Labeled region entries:
>> BEGIN

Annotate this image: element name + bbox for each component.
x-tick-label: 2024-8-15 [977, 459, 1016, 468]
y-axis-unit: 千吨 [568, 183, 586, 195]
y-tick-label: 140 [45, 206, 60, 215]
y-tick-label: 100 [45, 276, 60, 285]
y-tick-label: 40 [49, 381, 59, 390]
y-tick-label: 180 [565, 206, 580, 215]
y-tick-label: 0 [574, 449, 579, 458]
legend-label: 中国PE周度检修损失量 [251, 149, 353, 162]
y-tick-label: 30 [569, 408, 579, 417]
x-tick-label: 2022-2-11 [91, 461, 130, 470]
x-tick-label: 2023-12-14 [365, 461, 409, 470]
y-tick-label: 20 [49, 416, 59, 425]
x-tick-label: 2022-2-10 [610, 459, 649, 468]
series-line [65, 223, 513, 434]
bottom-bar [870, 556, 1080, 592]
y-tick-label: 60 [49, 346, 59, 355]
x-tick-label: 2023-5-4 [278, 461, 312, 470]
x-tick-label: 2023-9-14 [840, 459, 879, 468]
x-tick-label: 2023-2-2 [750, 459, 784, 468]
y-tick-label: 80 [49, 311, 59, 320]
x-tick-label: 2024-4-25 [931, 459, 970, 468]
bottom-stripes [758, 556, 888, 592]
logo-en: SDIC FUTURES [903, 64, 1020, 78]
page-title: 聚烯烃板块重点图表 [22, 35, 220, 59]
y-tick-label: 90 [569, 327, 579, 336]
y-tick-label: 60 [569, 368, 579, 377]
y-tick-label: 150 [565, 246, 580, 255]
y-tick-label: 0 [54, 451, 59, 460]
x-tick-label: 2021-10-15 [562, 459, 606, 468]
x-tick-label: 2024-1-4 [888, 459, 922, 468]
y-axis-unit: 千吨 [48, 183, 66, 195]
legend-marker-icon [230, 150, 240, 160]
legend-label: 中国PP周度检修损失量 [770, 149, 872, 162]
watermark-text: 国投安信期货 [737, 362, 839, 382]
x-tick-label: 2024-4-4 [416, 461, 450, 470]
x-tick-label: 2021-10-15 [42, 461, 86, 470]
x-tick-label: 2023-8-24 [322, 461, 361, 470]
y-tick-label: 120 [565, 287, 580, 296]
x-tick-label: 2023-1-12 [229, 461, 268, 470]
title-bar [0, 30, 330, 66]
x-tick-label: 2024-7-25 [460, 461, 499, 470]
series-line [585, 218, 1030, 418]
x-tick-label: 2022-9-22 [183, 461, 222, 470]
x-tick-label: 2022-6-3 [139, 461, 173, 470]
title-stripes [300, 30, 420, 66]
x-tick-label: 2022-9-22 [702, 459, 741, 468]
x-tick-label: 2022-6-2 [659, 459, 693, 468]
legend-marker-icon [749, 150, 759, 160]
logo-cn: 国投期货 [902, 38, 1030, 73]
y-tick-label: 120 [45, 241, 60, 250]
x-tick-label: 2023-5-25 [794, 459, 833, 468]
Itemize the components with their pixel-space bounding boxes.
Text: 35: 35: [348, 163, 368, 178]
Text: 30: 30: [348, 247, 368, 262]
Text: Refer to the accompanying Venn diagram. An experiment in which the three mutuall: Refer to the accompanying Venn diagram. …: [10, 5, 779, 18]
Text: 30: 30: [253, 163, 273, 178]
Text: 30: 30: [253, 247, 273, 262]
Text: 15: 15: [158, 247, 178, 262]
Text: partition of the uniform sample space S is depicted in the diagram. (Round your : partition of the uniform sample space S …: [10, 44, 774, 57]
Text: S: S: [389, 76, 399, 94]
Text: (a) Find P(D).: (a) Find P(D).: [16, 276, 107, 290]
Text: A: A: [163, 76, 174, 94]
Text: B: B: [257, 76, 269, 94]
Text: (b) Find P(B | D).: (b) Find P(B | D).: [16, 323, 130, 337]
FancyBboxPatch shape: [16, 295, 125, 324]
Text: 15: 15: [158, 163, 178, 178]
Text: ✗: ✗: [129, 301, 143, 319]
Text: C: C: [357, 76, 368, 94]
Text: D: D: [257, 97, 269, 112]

>> END

### Task goal:
Report each line in the data above that contains the string "icon". Case counts.

### Solution to this exercise:
legend-marker-icon [230, 150, 240, 160]
legend-marker-icon [749, 150, 759, 160]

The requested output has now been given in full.